▸ **Entries taken from a collection**
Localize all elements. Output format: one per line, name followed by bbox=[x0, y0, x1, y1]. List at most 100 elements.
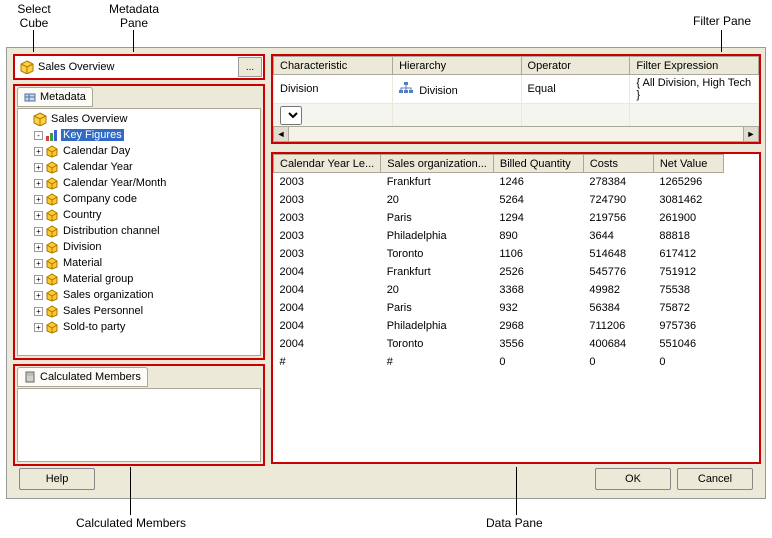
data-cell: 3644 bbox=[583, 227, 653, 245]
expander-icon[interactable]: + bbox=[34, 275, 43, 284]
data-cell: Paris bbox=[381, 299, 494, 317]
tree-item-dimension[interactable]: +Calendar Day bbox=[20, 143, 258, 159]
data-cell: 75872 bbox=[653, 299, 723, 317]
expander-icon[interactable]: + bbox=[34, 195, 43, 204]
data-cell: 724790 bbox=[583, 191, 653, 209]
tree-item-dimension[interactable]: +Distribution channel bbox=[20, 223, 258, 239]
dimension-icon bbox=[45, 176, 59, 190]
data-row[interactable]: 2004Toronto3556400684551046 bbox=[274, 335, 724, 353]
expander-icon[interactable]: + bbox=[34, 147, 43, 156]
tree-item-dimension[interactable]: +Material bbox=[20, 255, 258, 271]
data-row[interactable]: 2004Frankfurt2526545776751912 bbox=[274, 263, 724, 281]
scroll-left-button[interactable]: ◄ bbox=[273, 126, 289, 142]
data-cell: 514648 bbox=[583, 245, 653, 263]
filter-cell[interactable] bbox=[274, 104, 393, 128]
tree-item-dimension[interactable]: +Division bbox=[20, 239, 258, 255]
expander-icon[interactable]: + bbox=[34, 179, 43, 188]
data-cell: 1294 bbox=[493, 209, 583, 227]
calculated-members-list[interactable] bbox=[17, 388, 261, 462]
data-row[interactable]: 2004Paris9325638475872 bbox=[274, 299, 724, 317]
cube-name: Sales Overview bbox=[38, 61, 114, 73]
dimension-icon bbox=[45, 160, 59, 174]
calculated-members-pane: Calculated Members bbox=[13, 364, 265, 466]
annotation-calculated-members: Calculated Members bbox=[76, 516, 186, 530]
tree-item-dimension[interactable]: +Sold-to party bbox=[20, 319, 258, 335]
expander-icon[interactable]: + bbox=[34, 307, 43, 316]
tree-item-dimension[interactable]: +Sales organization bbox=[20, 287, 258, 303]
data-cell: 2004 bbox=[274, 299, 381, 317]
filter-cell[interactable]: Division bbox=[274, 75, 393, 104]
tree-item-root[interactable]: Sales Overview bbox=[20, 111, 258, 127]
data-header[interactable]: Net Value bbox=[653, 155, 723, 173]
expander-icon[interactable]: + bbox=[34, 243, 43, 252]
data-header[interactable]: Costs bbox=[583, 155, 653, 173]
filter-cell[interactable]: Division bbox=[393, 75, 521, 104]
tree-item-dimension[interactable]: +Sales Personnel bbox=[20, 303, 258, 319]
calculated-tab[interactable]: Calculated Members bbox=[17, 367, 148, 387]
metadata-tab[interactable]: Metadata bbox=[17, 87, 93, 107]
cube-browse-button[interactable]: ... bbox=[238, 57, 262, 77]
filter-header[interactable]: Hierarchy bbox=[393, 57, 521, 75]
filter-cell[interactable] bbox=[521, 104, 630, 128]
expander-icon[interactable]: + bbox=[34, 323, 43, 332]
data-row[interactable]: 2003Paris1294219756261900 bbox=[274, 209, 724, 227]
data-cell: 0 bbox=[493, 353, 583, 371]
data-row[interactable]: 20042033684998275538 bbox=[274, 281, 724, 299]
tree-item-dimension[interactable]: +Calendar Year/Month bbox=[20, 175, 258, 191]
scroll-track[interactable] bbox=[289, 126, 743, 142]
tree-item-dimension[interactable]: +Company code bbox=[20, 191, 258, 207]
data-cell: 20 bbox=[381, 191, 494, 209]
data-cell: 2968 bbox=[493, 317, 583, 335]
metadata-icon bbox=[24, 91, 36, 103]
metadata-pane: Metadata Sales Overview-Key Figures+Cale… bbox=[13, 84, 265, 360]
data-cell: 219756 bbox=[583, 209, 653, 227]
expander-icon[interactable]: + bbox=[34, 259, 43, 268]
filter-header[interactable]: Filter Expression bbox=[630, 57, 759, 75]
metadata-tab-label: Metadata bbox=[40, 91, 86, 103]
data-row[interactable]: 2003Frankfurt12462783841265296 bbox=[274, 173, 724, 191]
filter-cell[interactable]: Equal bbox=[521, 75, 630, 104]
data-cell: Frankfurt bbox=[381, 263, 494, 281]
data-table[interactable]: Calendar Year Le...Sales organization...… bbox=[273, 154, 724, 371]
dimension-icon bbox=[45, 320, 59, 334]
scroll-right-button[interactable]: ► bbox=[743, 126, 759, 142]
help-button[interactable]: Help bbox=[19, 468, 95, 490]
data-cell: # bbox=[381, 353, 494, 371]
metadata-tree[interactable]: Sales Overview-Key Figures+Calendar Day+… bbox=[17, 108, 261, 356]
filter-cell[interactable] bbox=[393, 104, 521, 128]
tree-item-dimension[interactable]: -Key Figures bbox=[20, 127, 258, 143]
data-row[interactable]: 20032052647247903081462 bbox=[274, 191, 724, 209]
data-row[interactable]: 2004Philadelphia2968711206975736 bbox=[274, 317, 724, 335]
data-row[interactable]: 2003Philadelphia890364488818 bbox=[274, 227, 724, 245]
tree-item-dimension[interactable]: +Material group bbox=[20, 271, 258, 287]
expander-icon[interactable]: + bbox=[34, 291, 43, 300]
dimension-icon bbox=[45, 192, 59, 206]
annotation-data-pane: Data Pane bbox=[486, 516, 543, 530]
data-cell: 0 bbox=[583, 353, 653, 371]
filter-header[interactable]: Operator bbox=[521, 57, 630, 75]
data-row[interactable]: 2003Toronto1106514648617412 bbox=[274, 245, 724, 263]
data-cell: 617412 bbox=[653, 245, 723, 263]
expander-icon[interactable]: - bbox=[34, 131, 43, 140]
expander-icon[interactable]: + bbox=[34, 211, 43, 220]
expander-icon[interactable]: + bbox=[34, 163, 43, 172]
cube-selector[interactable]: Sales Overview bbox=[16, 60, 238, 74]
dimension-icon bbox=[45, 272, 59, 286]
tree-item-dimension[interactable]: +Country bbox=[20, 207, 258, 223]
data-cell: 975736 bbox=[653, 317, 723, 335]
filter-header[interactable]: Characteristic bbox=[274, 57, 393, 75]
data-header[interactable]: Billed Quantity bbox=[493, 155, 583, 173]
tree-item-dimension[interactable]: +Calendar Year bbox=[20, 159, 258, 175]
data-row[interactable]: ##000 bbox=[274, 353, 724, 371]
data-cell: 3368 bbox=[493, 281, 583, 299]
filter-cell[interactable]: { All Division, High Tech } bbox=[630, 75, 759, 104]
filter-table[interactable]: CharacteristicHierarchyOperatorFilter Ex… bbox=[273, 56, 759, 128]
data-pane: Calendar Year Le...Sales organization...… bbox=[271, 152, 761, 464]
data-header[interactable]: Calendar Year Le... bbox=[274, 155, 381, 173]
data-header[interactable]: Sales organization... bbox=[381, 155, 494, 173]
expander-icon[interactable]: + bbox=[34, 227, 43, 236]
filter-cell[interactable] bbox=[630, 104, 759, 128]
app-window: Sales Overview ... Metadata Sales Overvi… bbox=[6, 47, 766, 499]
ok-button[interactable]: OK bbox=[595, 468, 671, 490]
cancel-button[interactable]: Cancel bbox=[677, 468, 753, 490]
* * *
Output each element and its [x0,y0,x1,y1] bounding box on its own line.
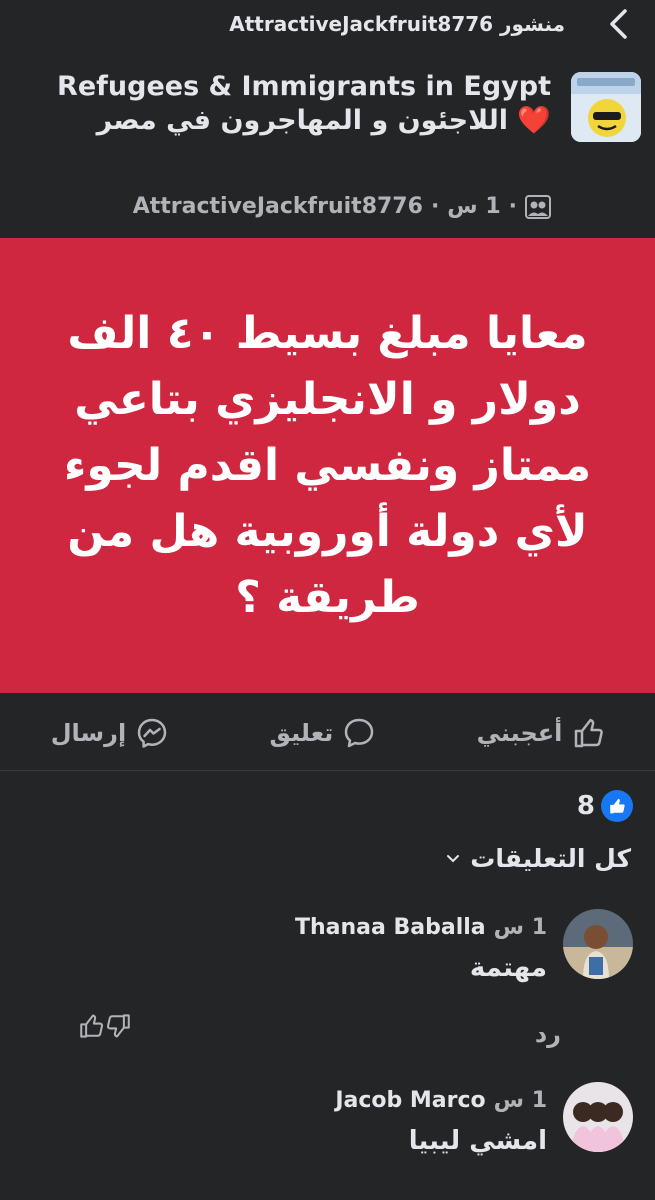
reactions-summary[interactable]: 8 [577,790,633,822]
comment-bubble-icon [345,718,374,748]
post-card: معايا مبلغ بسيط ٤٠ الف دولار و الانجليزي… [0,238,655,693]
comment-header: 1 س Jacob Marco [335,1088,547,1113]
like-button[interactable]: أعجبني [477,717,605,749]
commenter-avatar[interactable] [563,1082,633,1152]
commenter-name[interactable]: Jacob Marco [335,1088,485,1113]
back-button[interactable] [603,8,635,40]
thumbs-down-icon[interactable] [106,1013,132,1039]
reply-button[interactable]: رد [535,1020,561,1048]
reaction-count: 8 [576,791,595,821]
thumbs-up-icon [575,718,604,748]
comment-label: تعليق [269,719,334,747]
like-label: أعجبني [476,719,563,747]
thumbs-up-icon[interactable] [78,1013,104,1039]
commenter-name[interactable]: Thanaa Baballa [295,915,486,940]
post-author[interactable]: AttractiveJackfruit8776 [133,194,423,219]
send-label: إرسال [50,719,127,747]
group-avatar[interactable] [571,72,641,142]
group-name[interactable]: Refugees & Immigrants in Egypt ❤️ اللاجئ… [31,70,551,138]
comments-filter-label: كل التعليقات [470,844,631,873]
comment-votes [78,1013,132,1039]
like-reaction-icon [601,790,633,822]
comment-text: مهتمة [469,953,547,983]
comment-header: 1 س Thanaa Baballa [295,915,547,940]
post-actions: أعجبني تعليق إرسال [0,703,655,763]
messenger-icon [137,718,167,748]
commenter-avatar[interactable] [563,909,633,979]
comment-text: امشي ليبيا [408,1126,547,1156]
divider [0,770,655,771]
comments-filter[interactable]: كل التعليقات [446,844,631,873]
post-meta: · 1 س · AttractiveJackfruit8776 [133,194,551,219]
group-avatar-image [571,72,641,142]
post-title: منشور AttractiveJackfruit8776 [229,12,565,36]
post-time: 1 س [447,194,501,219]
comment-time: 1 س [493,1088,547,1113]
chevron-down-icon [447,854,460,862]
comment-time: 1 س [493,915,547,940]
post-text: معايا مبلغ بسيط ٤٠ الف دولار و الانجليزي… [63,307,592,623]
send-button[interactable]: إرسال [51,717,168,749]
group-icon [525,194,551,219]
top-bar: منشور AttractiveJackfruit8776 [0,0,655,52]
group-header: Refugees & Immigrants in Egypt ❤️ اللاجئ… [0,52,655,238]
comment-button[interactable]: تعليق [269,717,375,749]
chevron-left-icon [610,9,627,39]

▸ **Exercise**
Rewrite the entries from the line with "data-cell: 3644 bbox=[583, 227, 653, 245]" up to and including the line with "data-cell: 724790 bbox=[583, 191, 653, 209]", replacing "expander-icon" with "toggle-icon" and changing nothing else. Give only those lines.

▸ **Solved problem**
data-cell: 3644 bbox=[583, 227, 653, 245]
toggle-icon[interactable]: + bbox=[34, 275, 43, 284]
data-cell: Paris bbox=[381, 299, 494, 317]
tree-item-dimension[interactable]: +Calendar Day bbox=[20, 143, 258, 159]
data-cell: 75872 bbox=[653, 299, 723, 317]
toggle-icon[interactable]: + bbox=[34, 195, 43, 204]
data-cell: 724790 bbox=[583, 191, 653, 209]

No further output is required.